== Instruction ==
Scan the records for the string "false"; copy each line where it occurs.

Data records:
## Begin

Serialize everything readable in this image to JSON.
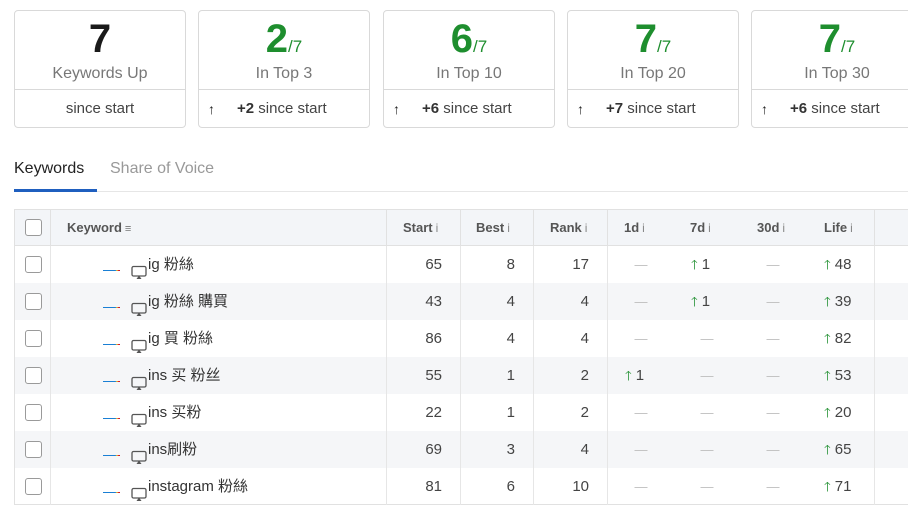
{
  "summary_cards": [
    {
      "value": "7",
      "denominator": "",
      "label": "Keywords Up",
      "arrow": "",
      "delta": "",
      "since": "since start",
      "green": false
    },
    {
      "value": "2",
      "denominator": "/7",
      "label": "In Top 3",
      "arrow": "↑",
      "delta": "+2",
      "since": "since start",
      "green": true
    },
    {
      "value": "6",
      "denominator": "/7",
      "label": "In Top 10",
      "arrow": "↑",
      "delta": "+6",
      "since": "since start",
      "green": true
    },
    {
      "value": "7",
      "denominator": "/7",
      "label": "In Top 20",
      "arrow": "↑",
      "delta": "+7",
      "since": "since start",
      "green": true
    },
    {
      "value": "7",
      "denominator": "/7",
      "label": "In Top 30",
      "arrow": "↑",
      "delta": "+6",
      "since": "since start",
      "green": true
    }
  ],
  "tabs": [
    {
      "label": "Keywords",
      "active": true
    },
    {
      "label": "Share of Voice",
      "active": false
    }
  ],
  "table": {
    "headers": {
      "keyword": "Keyword",
      "start": "Start",
      "best": "Best",
      "rank": "Rank",
      "d1": "1d",
      "d7": "7d",
      "d30": "30d",
      "life": "Life",
      "info_glyph": "i",
      "sort_glyph": "≡"
    },
    "dash": "—",
    "up_arrow": "🡑",
    "rows": [
      {
        "keyword": "ig 粉絲",
        "start": "65",
        "best": "8",
        "rank": "17",
        "d1": "",
        "d7": "1",
        "d30": "",
        "life": "48"
      },
      {
        "keyword": "ig 粉絲 購買",
        "start": "43",
        "best": "4",
        "rank": "4",
        "d1": "",
        "d7": "1",
        "d30": "",
        "life": "39"
      },
      {
        "keyword": "ig 買 粉絲",
        "start": "86",
        "best": "4",
        "rank": "4",
        "d1": "",
        "d7": "",
        "d30": "",
        "life": "82"
      },
      {
        "keyword": "ins 买 粉丝",
        "start": "55",
        "best": "1",
        "rank": "2",
        "d1": "1",
        "d7": "",
        "d30": "",
        "life": "53"
      },
      {
        "keyword": "ins 买粉",
        "start": "22",
        "best": "1",
        "rank": "2",
        "d1": "",
        "d7": "",
        "d30": "",
        "life": "20"
      },
      {
        "keyword": "ins刷粉",
        "start": "69",
        "best": "3",
        "rank": "4",
        "d1": "",
        "d7": "",
        "d30": "",
        "life": "65"
      },
      {
        "keyword": "instagram 粉絲",
        "start": "81",
        "best": "6",
        "rank": "10",
        "d1": "",
        "d7": "",
        "d30": "",
        "life": "71"
      }
    ]
  },
  "colors": {
    "accent_green": "#1e8e2e",
    "tab_blue": "#1f5fbf"
  },
  "icons": {
    "flag": "flag-icon",
    "device": "desktop-icon"
  }
}
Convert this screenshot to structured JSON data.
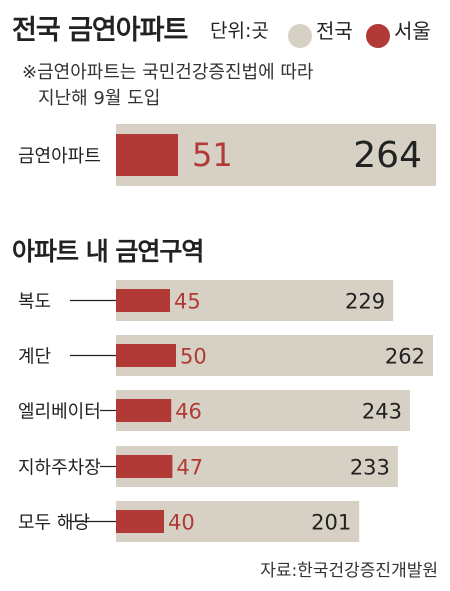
{
  "title": "전국 금연아파트",
  "unit_label": "단위:곳",
  "legend": [
    {
      "label": "전국",
      "color": "#d6d1c4"
    },
    {
      "label": "서울",
      "color": "#b23a36"
    }
  ],
  "note_lines": [
    "※금연아파트는 국민건강증진법에 따라",
    "지난해 9월 도입"
  ],
  "section_title": "아파트 내 금연구역",
  "source": "자료:한국건강증진개발원",
  "colors": {
    "national": "#d6d1c4",
    "seoul": "#b23a36",
    "text": "#222222"
  },
  "chart_data": [
    {
      "type": "bar",
      "categories": [
        "금연아파트"
      ],
      "series": [
        {
          "name": "전국",
          "values": [
            264
          ]
        },
        {
          "name": "서울",
          "values": [
            51
          ]
        }
      ],
      "xlim": [
        0,
        264
      ]
    },
    {
      "type": "bar",
      "title": "아파트 내 금연구역",
      "categories": [
        "복도",
        "계단",
        "엘리베이터",
        "지하주차장",
        "모두 해당"
      ],
      "series": [
        {
          "name": "전국",
          "values": [
            229,
            262,
            243,
            233,
            201
          ]
        },
        {
          "name": "서울",
          "values": [
            45,
            50,
            46,
            47,
            40
          ]
        }
      ],
      "xlim": [
        0,
        262
      ]
    }
  ]
}
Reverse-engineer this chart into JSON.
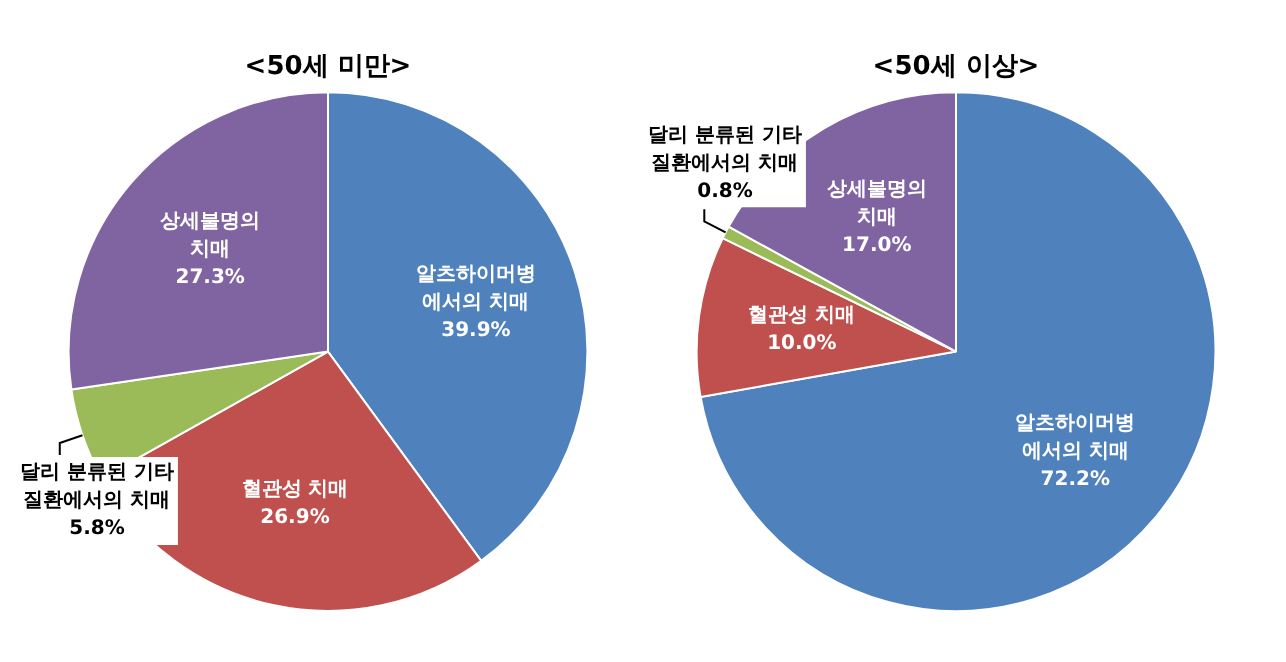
{
  "chart_data": [
    {
      "type": "pie",
      "title": "<50세 미만>",
      "categories": [
        "알츠하이머병\n에서의 치매",
        "혈관성 치매",
        "달리 분류된 기타\n질환에서의 치매",
        "상세불명의\n치매"
      ],
      "values": [
        39.9,
        26.9,
        5.8,
        27.3
      ],
      "value_labels": [
        "39.9%",
        "26.9%",
        "5.8%",
        "27.3%"
      ],
      "colors": [
        "#4f81bd",
        "#c0504d",
        "#9bbb59",
        "#8064a2"
      ],
      "legend": false
    },
    {
      "type": "pie",
      "title": "<50세 이상>",
      "categories": [
        "알츠하이머병\n에서의 치매",
        "혈관성 치매",
        "달리 분류된 기타\n질환에서의 치매",
        "상세불명의\n치매"
      ],
      "values": [
        72.2,
        10.0,
        0.8,
        17.0
      ],
      "value_labels": [
        "72.2%",
        "10.0%",
        "0.8%",
        "17.0%"
      ],
      "colors": [
        "#4f81bd",
        "#c0504d",
        "#9bbb59",
        "#8064a2"
      ],
      "legend": false
    }
  ]
}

## End

== In response ==
      "green": false
      "active": false
      "legend": false
      "legend": false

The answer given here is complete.